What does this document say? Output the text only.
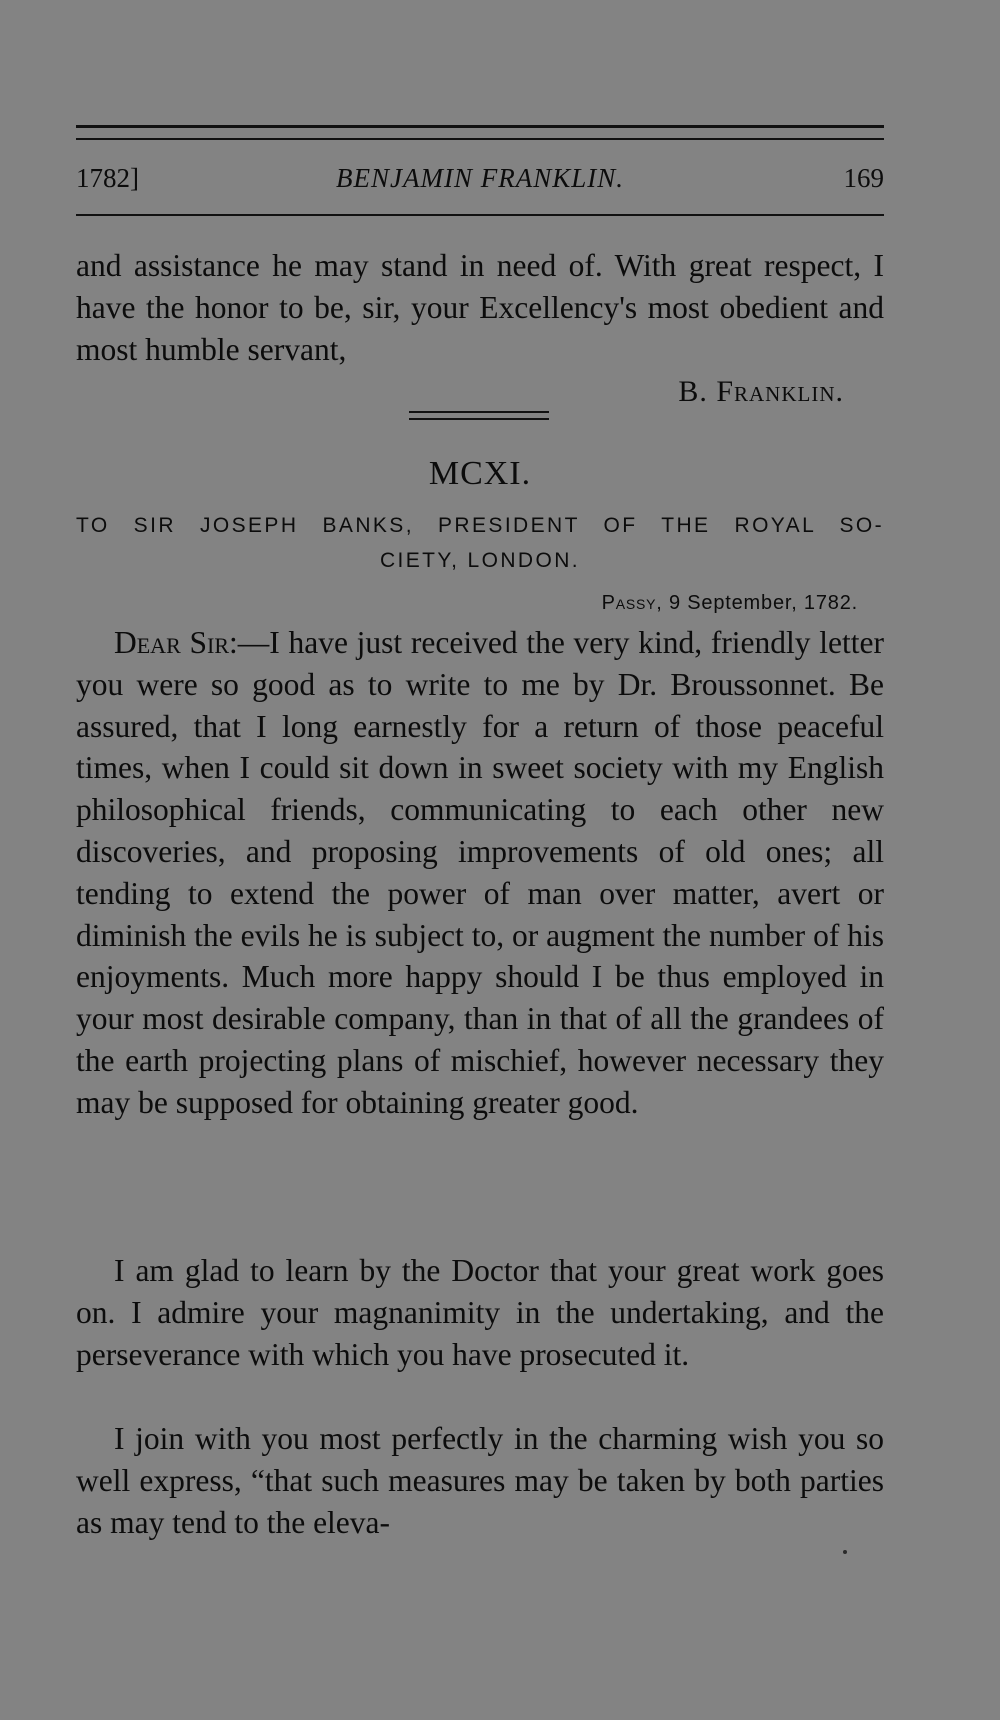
BENJAMIN FRANKLIN.
1782]	169
and assistance he may stand in need of. With great respect, I have the honor to be, sir, your Excellency's most obedient and most humble servant,
B. Franklin.
MCXI.
TO SIR JOSEPH BANKS, PRESIDENT OF THE ROYAL SO-
CIETY, LONDON.
Passy, 9 September, 1782.
Dear Sir:—I have just received the very kind, friendly letter you were so good as to write to me by Dr. Broussonnet. Be assured, that I long earnestly for a return of those peaceful times, when I could sit down in sweet society with my English philosophical friends, communicating to each other new discoveries, and proposing improvements of old ones; all tending to extend the power of man over matter, avert or diminish the evils he is subject to, or augment the number of his enjoyments. Much more happy should I be thus employed in your most desirable company, than in that of all the grandees of the earth projecting plans of mischief, however necessary they may be supposed for obtaining greater good.
I am glad to learn by the Doctor that your great work goes on. I admire your magnanimity in the undertaking, and the perseverance with which you have prosecuted it.
I join with you most perfectly in the charming wish you so well express, “that such measures may be taken by both parties as may tend to the eleva-
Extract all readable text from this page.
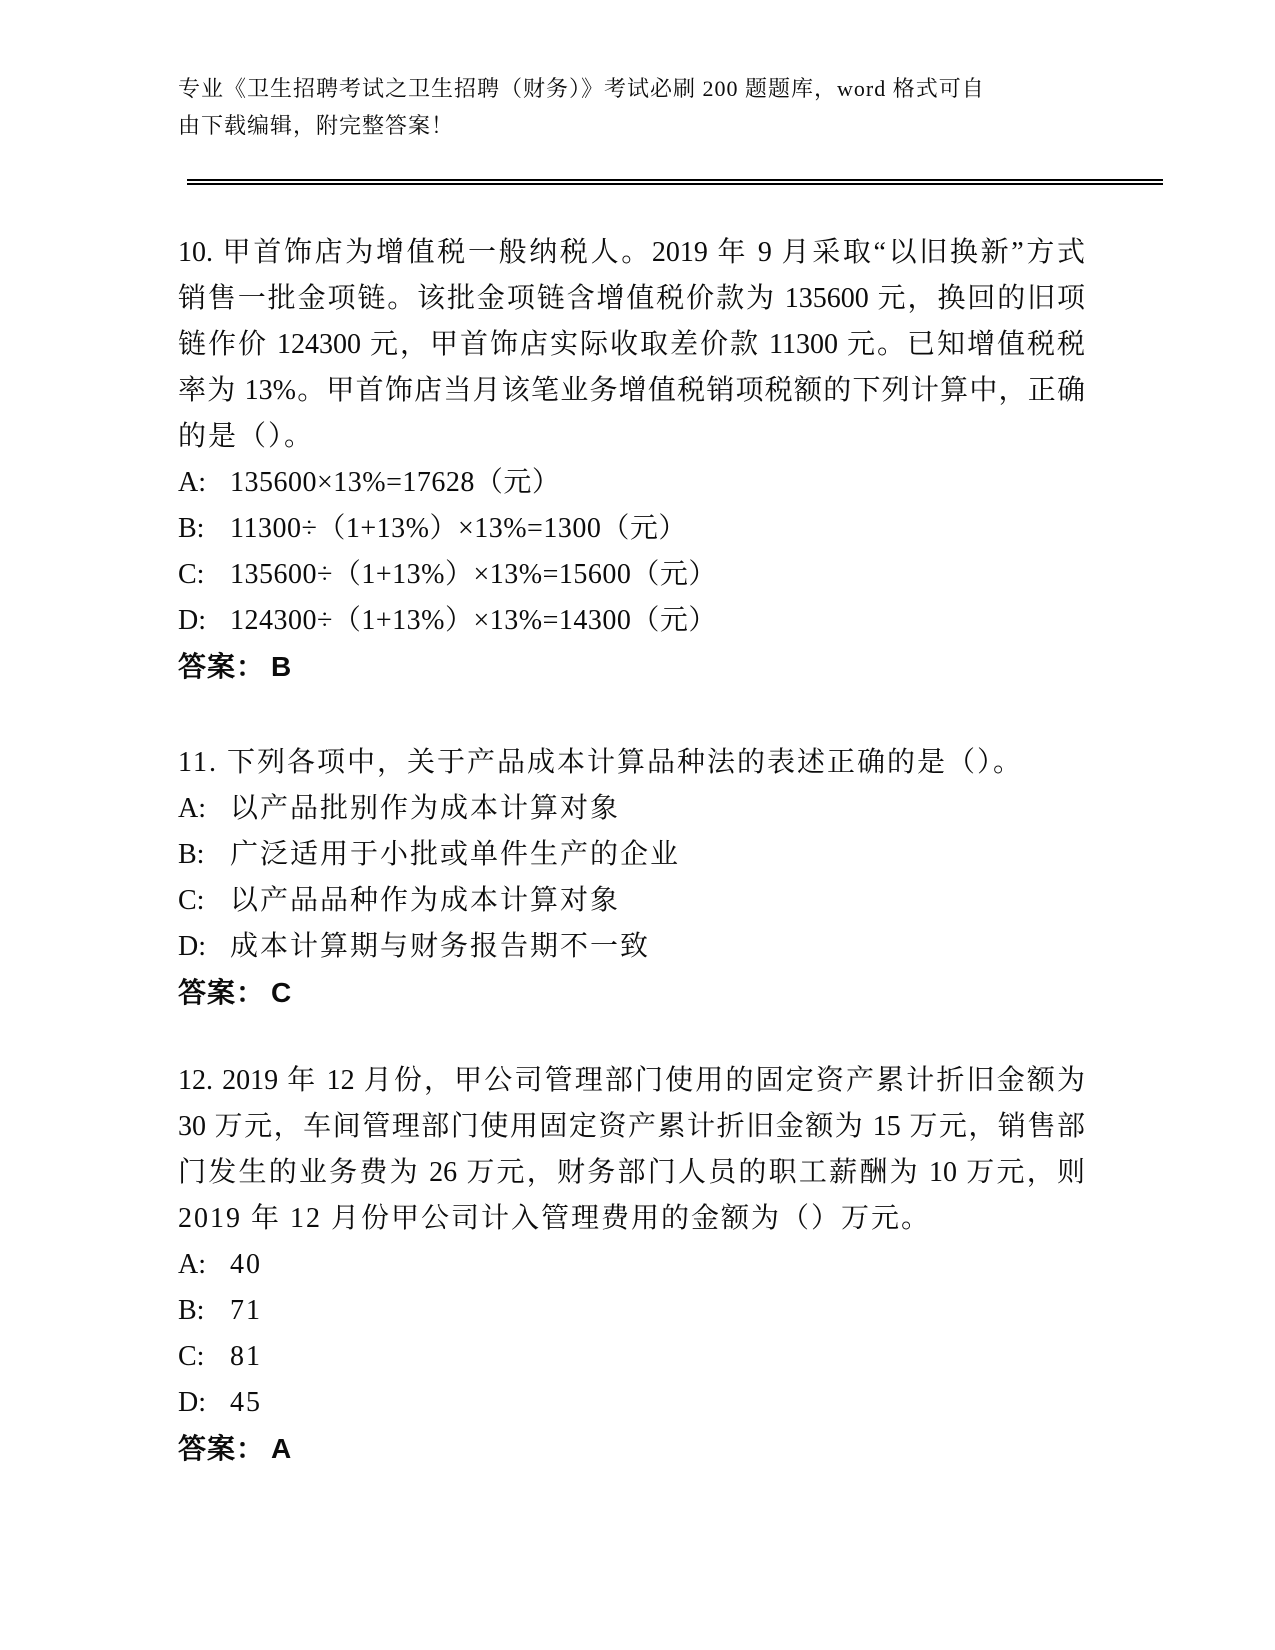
专业《卫生招聘考试之卫生招聘（财务）》考试必刷 200 题题库，word 格式可自
由下载编辑，附完整答案！
10. 甲首饰店为增值税一般纳税人。2019 年 9 月采取“以旧换新”方式
销售一批金项链。该批金项链含增值税价款为 135600 元，换回的旧项
链作价 124300 元，甲首饰店实际收取差价款 11300 元。已知增值税税
率为 13%。甲首饰店当月该笔业务增值税销项税额的下列计算中，正确
的是（）。
A: 135600×13%=17628（元）
B: 11300÷（1+13%）×13%=1300（元）
C: 135600÷（1+13%）×13%=15600（元）
D: 124300÷（1+13%）×13%=14300（元）
答案： B
11. 下列各项中，关于产品成本计算品种法的表述正确的是（）。
A: 以产品批别作为成本计算对象
B: 广泛适用于小批或单件生产的企业
C: 以产品品种作为成本计算对象
D: 成本计算期与财务报告期不一致
答案： C
12. 2019 年 12 月份，甲公司管理部门使用的固定资产累计折旧金额为
30 万元，车间管理部门使用固定资产累计折旧金额为 15 万元，销售部
门发生的业务费为 26 万元，财务部门人员的职工薪酬为 10 万元，则
2019 年 12 月份甲公司计入管理费用的金额为（）万元。
A: 40
B: 71
C: 81
D: 45
答案： A
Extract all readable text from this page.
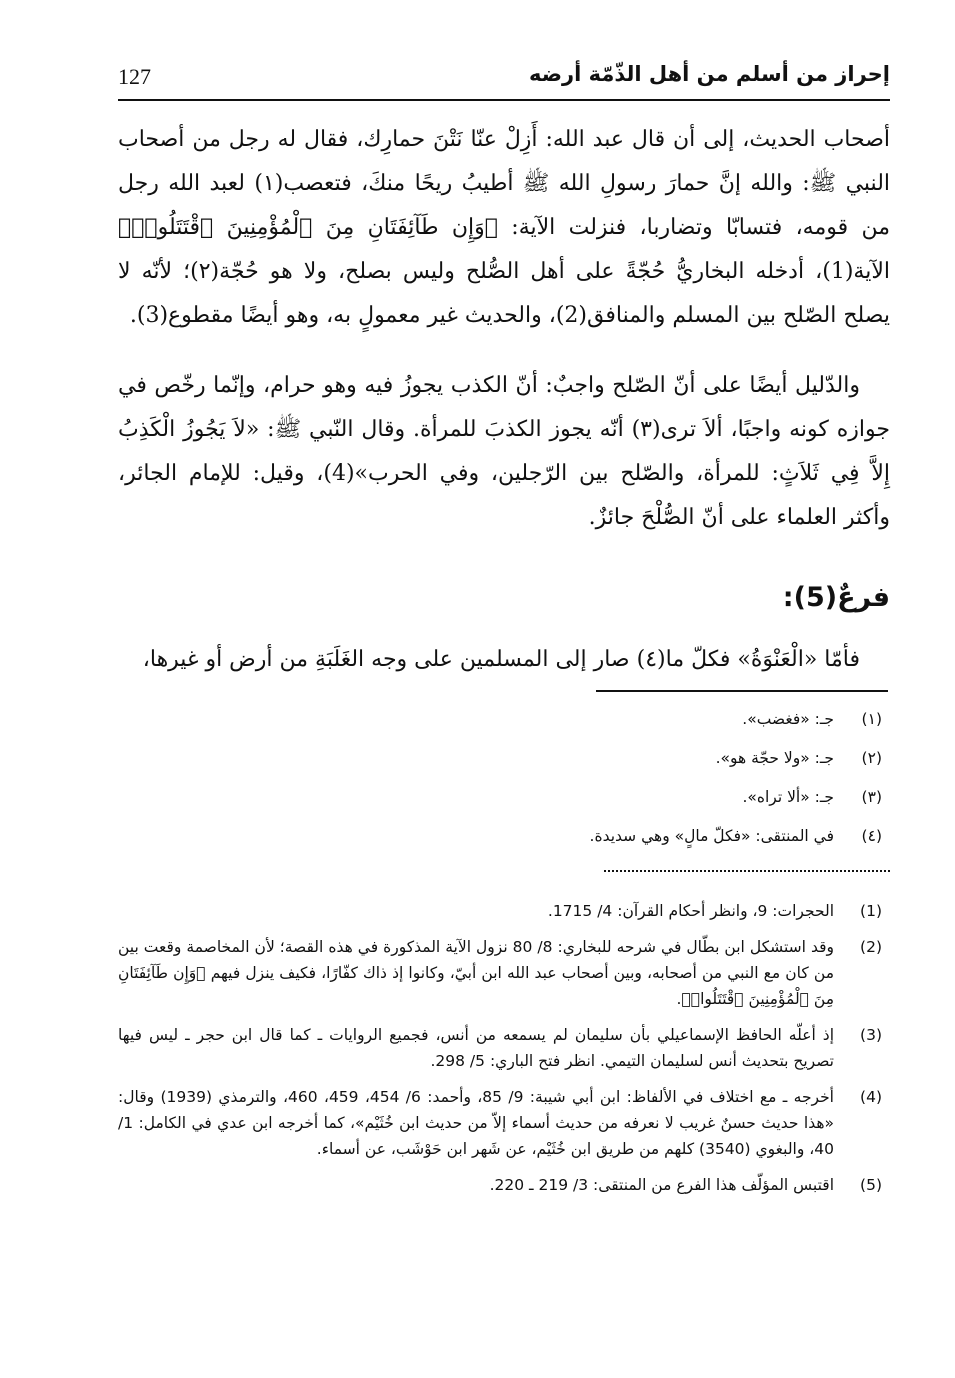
127	إحراز من أسلم من أهل الذّمّة أرضه

أصحاب الحديث، إلى أن قال عبد الله: أَزِلْ عنّا نَتْنَ حمارِك، فقال له رجل من أصحاب النبي ﷺ: والله إنَّ حمارَ رسولِ الله ﷺ أطيبُ ريحًا منكَ، فتعصب(١) لعبد الله رجل من قومه، فتسابّا وتضاربا، فنزلت الآية: ﴿وَإِن طَآئِفَتَانِ مِنَ ٱلْمُؤْمِنِينَ ٱقْتَتَلُوا۟﴾ الآية(1)، أدخله البخاريُّ حُجّةً على أهل الصُّلح وليس بصلح، ولا هو حُجّة(٢)؛ لأنّه لا يصلح الصّلح بين المسلم والمنافق(2)، والحديث غير معمولٍ به، وهو أيضًا مقطوع(3).

والدّليل أيضًا على أنّ الصّلح واجبٌ: أنّ الكذب يجوزُ فيه وهو حرام، وإنّما رخّص في جوازه كونه واجبًا، ألاَ ترى(٣) أنّه يجوز الكذبَ للمرأة. وقال النّبي ﷺ: «لاَ يَجُوزُ الْكَذِبُ إِلاَّ فِي ثَلاَثٍ: للمرأة، والصّلح بين الرّجلين، وفي الحرب»(4)، وقيل: للإمام الجائر، وأكثر العلماء على أنّ الصُّلْحَ جائزٌ.

فرعٌ(5):

فأمّا «الْعَنْوَةُ» فكلّ ما(٤) صار إلى المسلمين على وجه الغَلَبَةِ من أرض أو غيرها،

(١)
جـ: «فغضب».
(٢)
جـ: «ولا حجّة هو».
(٣)
جـ: «ألا تراه».
(٤)
في المنتقى: «فكلّ مالٍ» وهي سديدة.
(1)
الحجرات: 9، وانظر أحكام القرآن: 4/ 1715.
(2)
وقد استشكل ابن بطّال في شرحه للبخاري: 8/ 80 نزول الآية المذكورة في هذه القصة؛ لأن المخاصمة وقعت بين من كان مع النبي من أصحابه، وبين أصحاب عبد الله ابن أبيّ، وكانوا إذ ذاك كفّارًا، فكيف ينزل فيهم ﴿وَإِن طَآئِفَتَانِ مِنَ ٱلْمُؤْمِنِينَ ٱقْتَتَلُوا۟﴾.
(3)
إذ أعلّه الحافظ الإسماعيلي بأن سليمان لم يسمعه من أنس، فجميع الروايات ـ كما قال ابن حجر ـ ليس فيها تصريح بتحديث أنس لسليمان التيمي. انظر فتح الباري: 5/ 298.
(4)
أخرجه ـ مع اختلاف في الألفاظ: ابن أبي شيبة: 9/ 85، وأحمد: 6/ 454، 459، 460، والترمذي (1939) وقال: «هذا حديث حسنٌ غريب لا نعرفه من حديث أسماء إلاّ من حديث ابن خُثَيْم»، كما أخرجه ابن عدي في الكامل: 1/ 40، والبغوي (3540) كلهم من طريق ابن خُثَيْم، عن شَهر ابن حَوْشَب، عن أسماء.
(5)
اقتبس المؤلّف هذا الفرع من المنتقى: 3/ 219 ـ 220.
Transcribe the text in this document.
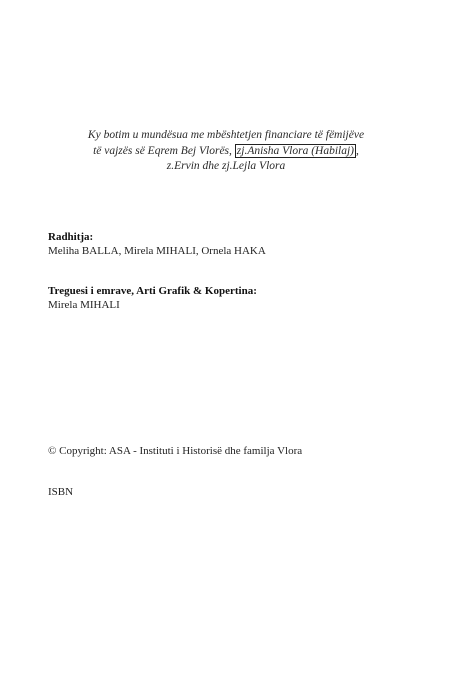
Ky botim u mundësua me mbështetjen financiare të fëmijëve
të vajzës së Eqrem Bej Vlorës, zj.Anisha Vlora (Habilaj) ,
z.Ervin dhe zj.Lejla Vlora
Radhitja:
Meliha BALLA, Mirela MIHALI, Ornela HAKA
Treguesi i emrave, Arti Grafik & Kopertina:
Mirela MIHALI
© Copyright: ASA - Instituti i Historisë dhe familja Vlora
ISBN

········

Exercise aim
Retype only the lines from the one with "Transcribe the text in this document." through the final line of the entries, please, and keep the pictures out.

Finished task
Transcribe the text in this document.
Ky botim u mundësua me mbështetjen financiare të fëmijëve
të vajzës së Eqrem Bej Vlorës, zj.Anisha Vlora (Habilaj) ,
z.Ervin dhe zj.Lejla Vlora
Radhitja:
Meliha BALLA, Mirela MIHALI, Ornela HAKA
Treguesi i emrave, Arti Grafik & Kopertina:
Mirela MIHALI
© Copyright: ASA - Instituti i Historisë dhe familja Vlora
ISBN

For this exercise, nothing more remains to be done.